Your instructions
Check the listing below for lines that hold "this". How many are there? Please give only the number.

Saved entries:

------------------------------------------------

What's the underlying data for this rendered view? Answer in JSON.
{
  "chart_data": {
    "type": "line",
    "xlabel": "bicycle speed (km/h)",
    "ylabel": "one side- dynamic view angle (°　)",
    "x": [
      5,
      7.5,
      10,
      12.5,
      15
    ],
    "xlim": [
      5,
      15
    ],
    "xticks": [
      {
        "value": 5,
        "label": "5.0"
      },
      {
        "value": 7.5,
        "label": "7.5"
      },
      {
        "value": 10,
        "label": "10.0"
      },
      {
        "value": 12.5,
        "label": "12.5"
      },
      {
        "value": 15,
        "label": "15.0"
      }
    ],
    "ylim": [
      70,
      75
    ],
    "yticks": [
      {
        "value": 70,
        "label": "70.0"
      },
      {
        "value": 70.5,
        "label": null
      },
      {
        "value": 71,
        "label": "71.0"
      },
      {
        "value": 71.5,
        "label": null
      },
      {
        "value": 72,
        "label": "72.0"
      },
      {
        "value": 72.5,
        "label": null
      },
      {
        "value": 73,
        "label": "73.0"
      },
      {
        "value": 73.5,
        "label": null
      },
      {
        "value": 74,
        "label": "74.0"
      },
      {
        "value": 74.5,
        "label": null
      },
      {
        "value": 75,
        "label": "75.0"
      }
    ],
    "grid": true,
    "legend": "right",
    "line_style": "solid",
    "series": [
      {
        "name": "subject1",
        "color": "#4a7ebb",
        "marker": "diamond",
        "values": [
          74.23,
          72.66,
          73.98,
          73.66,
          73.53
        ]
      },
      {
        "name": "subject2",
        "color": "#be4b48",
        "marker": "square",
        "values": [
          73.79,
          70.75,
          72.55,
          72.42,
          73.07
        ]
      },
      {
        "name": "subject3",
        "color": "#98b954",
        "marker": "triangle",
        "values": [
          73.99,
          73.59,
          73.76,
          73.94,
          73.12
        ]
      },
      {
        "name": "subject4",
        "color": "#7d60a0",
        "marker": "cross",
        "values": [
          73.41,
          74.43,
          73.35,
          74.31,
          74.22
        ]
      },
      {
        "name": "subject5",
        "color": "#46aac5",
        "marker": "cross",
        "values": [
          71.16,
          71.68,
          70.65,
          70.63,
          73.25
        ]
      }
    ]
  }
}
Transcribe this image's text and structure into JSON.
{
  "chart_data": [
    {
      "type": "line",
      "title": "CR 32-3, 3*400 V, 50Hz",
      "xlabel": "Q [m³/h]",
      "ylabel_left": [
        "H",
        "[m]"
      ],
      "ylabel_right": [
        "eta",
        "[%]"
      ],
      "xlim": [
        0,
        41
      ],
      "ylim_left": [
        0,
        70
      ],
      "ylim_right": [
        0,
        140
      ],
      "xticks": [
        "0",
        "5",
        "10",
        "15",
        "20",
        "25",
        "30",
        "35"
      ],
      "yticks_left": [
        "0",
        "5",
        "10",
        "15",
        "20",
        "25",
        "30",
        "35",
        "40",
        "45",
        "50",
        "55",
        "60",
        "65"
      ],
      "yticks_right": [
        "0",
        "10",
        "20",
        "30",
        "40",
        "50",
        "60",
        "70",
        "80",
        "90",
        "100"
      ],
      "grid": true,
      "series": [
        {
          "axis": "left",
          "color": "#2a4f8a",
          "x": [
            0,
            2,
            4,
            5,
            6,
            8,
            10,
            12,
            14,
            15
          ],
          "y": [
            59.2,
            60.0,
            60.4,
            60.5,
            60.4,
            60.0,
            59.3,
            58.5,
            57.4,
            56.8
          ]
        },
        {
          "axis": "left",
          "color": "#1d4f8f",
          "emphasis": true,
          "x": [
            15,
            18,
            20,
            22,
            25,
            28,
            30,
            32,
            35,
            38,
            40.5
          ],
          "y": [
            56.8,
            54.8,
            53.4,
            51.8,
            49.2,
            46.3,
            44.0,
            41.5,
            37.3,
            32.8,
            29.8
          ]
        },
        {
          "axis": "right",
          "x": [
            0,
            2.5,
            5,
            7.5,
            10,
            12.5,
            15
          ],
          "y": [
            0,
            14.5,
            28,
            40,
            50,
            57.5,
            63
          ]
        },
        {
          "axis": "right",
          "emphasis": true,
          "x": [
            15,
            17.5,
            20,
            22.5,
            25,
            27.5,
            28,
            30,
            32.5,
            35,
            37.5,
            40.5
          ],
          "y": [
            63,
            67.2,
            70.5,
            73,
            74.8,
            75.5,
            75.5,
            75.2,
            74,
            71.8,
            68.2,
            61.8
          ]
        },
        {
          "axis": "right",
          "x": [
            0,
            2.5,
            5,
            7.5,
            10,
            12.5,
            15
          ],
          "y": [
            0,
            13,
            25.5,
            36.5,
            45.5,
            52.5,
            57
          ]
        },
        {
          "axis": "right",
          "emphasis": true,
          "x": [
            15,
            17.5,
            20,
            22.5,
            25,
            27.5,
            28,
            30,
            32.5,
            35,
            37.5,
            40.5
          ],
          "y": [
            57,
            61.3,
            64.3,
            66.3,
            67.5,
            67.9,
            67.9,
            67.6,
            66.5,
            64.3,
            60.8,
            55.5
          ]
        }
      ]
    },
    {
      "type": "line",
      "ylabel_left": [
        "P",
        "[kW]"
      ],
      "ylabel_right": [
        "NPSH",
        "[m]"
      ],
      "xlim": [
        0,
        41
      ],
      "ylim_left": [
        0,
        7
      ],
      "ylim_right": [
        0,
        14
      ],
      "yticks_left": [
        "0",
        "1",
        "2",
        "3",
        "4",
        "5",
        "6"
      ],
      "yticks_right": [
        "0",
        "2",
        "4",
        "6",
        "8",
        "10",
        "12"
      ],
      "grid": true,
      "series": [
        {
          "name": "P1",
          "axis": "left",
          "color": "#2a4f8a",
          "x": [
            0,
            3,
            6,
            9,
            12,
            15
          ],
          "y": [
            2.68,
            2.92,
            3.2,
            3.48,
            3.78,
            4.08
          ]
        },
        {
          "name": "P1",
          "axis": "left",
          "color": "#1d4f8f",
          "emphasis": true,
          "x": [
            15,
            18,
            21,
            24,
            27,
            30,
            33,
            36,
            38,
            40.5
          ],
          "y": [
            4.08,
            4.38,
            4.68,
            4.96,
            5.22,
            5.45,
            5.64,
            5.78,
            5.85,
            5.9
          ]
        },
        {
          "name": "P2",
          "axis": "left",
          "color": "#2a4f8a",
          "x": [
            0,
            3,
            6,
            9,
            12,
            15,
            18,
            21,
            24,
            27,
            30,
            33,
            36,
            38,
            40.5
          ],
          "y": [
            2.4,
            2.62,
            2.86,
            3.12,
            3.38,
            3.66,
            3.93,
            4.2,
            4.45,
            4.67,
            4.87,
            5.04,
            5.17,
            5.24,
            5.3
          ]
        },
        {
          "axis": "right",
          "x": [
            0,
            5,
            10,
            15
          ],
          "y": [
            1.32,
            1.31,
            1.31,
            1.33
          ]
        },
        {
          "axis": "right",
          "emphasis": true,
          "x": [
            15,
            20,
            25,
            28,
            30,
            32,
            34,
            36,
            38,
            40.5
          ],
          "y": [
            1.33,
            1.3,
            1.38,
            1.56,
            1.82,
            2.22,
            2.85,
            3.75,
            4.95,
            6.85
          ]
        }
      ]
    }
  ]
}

------------------------------------------------

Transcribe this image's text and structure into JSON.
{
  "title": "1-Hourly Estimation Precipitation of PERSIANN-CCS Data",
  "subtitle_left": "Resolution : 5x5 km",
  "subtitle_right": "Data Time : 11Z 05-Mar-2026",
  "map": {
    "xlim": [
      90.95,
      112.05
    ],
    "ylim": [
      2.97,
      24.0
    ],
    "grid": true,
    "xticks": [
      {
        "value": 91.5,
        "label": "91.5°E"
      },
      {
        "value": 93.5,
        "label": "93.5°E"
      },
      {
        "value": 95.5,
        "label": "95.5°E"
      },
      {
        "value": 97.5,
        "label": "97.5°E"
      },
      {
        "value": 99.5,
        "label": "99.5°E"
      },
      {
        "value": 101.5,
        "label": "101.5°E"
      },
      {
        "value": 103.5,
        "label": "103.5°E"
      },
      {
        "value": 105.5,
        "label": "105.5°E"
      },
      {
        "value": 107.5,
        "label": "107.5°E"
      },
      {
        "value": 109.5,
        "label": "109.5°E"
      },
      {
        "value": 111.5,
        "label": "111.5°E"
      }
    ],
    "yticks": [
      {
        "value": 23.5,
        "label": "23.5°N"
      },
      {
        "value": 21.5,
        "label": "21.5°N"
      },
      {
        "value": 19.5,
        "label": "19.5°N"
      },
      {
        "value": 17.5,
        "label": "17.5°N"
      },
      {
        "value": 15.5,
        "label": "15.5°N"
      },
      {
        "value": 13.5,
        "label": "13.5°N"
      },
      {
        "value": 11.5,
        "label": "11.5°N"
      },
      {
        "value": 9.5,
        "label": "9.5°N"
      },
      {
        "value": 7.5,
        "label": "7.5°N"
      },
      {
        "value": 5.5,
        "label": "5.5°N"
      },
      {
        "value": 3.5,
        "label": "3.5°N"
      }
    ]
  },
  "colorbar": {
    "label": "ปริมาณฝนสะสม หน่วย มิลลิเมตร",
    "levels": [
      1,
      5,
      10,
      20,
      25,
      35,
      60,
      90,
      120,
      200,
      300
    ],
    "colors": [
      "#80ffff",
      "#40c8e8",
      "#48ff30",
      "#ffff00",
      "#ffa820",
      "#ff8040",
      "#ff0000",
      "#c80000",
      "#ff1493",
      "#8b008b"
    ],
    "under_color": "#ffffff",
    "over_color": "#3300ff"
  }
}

------------------------------------------------

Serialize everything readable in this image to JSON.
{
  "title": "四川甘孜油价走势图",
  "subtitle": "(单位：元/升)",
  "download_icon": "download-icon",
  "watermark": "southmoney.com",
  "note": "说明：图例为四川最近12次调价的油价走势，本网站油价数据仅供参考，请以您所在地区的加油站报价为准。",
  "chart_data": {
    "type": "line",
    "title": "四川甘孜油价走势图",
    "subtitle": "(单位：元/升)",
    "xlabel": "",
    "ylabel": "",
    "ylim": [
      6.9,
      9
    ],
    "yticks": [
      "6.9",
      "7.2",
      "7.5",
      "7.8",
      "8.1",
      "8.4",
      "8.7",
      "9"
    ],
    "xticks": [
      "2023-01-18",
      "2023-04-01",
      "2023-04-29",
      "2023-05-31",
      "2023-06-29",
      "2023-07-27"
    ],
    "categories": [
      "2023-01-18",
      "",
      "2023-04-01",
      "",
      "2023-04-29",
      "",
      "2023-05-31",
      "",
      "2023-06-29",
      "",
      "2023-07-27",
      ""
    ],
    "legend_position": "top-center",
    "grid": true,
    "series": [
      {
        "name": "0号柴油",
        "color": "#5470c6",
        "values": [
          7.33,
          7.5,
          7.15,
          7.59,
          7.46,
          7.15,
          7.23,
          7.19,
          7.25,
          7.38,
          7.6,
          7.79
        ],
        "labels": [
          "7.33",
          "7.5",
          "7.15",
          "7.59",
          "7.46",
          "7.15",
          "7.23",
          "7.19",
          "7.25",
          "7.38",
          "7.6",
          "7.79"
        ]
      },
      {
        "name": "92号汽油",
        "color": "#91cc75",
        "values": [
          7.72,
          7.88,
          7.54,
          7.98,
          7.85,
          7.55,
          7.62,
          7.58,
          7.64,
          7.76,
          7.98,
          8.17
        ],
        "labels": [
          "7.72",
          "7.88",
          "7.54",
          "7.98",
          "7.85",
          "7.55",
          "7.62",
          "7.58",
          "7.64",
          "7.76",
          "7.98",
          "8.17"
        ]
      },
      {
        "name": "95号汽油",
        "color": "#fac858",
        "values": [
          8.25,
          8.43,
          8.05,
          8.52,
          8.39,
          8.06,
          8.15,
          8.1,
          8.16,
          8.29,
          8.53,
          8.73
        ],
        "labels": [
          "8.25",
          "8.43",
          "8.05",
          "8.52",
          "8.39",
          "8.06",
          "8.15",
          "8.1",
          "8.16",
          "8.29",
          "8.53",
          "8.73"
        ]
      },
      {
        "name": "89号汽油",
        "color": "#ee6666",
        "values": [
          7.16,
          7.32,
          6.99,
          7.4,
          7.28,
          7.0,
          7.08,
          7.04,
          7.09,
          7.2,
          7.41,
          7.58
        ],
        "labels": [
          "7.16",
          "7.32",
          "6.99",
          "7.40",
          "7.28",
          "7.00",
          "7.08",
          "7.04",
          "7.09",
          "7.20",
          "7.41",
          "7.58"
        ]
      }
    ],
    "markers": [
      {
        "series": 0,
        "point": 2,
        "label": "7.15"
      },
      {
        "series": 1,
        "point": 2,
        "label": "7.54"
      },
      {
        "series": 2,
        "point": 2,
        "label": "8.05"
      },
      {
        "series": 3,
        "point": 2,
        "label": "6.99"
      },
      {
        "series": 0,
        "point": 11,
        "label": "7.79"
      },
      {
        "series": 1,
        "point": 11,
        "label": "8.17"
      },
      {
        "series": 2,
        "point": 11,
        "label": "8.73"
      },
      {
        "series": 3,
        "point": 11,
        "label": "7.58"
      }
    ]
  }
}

------------------------------------------------

Exercise result
4